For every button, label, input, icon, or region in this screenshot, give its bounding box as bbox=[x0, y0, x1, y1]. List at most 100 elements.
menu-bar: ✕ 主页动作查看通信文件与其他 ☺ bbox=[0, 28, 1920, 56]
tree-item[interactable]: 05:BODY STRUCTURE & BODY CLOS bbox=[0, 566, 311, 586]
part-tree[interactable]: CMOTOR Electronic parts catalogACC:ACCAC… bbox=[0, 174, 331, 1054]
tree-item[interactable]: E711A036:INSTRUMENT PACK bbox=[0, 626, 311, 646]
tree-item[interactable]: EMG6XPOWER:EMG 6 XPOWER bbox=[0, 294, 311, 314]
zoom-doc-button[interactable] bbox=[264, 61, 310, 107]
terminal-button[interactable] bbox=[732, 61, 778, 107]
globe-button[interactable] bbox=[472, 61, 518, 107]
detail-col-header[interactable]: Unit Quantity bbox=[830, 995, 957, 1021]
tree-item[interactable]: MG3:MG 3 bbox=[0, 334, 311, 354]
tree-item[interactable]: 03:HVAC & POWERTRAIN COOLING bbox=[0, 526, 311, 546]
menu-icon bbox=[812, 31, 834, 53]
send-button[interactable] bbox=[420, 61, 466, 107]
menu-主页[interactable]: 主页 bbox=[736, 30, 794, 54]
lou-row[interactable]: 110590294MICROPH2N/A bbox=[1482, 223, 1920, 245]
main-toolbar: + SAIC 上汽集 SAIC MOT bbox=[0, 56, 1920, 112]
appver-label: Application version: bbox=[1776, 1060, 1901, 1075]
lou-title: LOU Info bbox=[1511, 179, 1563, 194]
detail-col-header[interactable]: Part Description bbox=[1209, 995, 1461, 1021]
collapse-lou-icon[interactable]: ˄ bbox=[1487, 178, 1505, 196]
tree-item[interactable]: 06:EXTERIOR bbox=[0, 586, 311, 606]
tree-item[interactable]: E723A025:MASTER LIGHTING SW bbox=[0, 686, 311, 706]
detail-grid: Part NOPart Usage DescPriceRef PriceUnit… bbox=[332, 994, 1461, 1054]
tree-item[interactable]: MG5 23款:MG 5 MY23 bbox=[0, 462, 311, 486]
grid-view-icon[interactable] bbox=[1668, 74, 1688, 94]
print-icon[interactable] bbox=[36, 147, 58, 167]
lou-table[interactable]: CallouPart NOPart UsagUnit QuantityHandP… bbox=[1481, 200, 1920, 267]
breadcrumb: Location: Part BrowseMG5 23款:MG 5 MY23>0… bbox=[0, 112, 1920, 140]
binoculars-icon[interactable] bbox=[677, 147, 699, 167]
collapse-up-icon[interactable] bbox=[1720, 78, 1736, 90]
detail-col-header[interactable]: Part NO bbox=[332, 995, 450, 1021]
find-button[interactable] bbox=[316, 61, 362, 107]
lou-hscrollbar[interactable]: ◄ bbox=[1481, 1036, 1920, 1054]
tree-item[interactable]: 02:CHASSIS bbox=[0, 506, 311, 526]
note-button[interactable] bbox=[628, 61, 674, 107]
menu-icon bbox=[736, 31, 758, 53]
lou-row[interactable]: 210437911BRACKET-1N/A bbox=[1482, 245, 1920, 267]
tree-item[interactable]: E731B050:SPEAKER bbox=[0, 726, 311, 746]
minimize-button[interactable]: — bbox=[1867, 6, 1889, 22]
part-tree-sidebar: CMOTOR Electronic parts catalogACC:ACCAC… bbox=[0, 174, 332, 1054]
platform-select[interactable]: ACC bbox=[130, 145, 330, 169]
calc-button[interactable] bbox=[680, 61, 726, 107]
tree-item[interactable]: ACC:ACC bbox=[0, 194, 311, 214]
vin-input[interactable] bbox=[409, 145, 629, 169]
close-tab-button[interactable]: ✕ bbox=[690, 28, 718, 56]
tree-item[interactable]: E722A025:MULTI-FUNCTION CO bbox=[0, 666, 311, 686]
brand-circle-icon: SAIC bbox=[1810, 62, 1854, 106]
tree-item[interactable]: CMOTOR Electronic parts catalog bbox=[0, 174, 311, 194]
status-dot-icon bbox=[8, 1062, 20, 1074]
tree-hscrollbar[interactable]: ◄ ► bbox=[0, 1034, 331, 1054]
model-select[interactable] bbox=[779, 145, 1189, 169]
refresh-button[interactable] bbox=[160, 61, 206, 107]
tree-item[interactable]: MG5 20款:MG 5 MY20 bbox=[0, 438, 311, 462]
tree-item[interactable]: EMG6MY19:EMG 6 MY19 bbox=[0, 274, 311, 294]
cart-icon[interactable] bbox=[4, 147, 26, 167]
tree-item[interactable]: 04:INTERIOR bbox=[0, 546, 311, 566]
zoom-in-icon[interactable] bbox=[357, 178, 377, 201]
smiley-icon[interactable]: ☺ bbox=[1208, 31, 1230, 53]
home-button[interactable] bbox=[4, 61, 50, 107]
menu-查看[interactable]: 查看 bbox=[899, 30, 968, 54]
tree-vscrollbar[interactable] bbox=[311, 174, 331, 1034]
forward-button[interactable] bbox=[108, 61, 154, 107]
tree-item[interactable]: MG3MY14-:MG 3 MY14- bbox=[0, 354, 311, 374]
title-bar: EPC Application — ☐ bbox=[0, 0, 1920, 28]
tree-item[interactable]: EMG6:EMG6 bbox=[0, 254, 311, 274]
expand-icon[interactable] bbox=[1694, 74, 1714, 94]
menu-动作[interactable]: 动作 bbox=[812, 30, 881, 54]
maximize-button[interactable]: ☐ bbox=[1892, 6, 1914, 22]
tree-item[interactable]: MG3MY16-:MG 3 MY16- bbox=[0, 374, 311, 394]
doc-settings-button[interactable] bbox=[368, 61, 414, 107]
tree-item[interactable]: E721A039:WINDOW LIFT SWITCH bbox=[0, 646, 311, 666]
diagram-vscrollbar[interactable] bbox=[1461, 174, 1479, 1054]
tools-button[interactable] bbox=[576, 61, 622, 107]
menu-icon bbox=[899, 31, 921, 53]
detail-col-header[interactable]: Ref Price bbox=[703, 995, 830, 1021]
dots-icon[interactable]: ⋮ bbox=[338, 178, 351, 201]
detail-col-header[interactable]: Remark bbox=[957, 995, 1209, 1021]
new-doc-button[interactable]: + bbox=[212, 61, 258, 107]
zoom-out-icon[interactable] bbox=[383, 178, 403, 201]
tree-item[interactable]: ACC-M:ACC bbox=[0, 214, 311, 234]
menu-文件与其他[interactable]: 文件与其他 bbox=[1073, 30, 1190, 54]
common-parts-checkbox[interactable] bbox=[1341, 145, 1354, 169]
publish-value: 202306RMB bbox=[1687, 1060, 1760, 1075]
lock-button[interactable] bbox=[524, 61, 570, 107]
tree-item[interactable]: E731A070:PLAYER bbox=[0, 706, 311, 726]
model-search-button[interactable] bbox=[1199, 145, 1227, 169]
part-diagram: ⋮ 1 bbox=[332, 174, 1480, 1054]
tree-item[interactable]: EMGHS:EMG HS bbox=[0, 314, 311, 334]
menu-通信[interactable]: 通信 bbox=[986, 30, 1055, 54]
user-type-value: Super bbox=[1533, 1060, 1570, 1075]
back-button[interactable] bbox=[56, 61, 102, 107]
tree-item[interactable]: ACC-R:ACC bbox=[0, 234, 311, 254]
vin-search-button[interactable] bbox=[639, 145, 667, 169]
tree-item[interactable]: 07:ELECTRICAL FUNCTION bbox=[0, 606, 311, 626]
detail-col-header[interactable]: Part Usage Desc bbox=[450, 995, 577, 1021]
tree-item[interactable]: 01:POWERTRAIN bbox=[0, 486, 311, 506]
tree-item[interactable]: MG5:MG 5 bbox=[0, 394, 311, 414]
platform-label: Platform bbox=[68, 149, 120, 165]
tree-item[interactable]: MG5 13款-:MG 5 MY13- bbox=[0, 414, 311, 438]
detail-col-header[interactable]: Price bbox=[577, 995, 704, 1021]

| Goal |
Extract the material word for word, beginning at its start and continuing through the line that contains "breadcrumb: Location: Part", including that line.

| Exercise result |
For every button, label, input, icon, or region in this screenshot, give its bounding box as bbox=[x0, y0, x1, y1]. List at most 100 elements.
menu-bar: ✕ 主页动作查看通信文件与其他 ☺ bbox=[0, 28, 1920, 56]
tree-item[interactable]: 05:BODY STRUCTURE & BODY CLOS bbox=[0, 566, 311, 586]
part-tree[interactable]: CMOTOR Electronic parts catalogACC:ACCAC… bbox=[0, 174, 331, 1054]
tree-item[interactable]: E711A036:INSTRUMENT PACK bbox=[0, 626, 311, 646]
tree-item[interactable]: EMG6XPOWER:EMG 6 XPOWER bbox=[0, 294, 311, 314]
zoom-doc-button[interactable] bbox=[264, 61, 310, 107]
terminal-button[interactable] bbox=[732, 61, 778, 107]
globe-button[interactable] bbox=[472, 61, 518, 107]
detail-col-header[interactable]: Unit Quantity bbox=[830, 995, 957, 1021]
tree-item[interactable]: MG3:MG 3 bbox=[0, 334, 311, 354]
tree-item[interactable]: 03:HVAC & POWERTRAIN COOLING bbox=[0, 526, 311, 546]
menu-icon bbox=[812, 31, 834, 53]
send-button[interactable] bbox=[420, 61, 466, 107]
menu-主页[interactable]: 主页 bbox=[736, 30, 794, 54]
lou-row[interactable]: 110590294MICROPH2N/A bbox=[1482, 223, 1920, 245]
main-toolbar: + SAIC 上汽集 SAIC MOT bbox=[0, 56, 1920, 112]
appver-label: Application version: bbox=[1776, 1060, 1901, 1075]
lou-title: LOU Info bbox=[1511, 179, 1563, 194]
detail-col-header[interactable]: Part Description bbox=[1209, 995, 1461, 1021]
collapse-lou-icon[interactable]: ˄ bbox=[1487, 178, 1505, 196]
tree-item[interactable]: 06:EXTERIOR bbox=[0, 586, 311, 606]
tree-item[interactable]: E723A025:MASTER LIGHTING SW bbox=[0, 686, 311, 706]
detail-grid: Part NOPart Usage DescPriceRef PriceUnit… bbox=[332, 994, 1461, 1054]
tree-item[interactable]: MG5 23款:MG 5 MY23 bbox=[0, 462, 311, 486]
grid-view-icon[interactable] bbox=[1668, 74, 1688, 94]
print-icon[interactable] bbox=[36, 147, 58, 167]
lou-table[interactable]: CallouPart NOPart UsagUnit QuantityHandP… bbox=[1481, 200, 1920, 267]
breadcrumb: Location: Part BrowseMG5 23款:MG 5 MY23>0… bbox=[0, 112, 1920, 140]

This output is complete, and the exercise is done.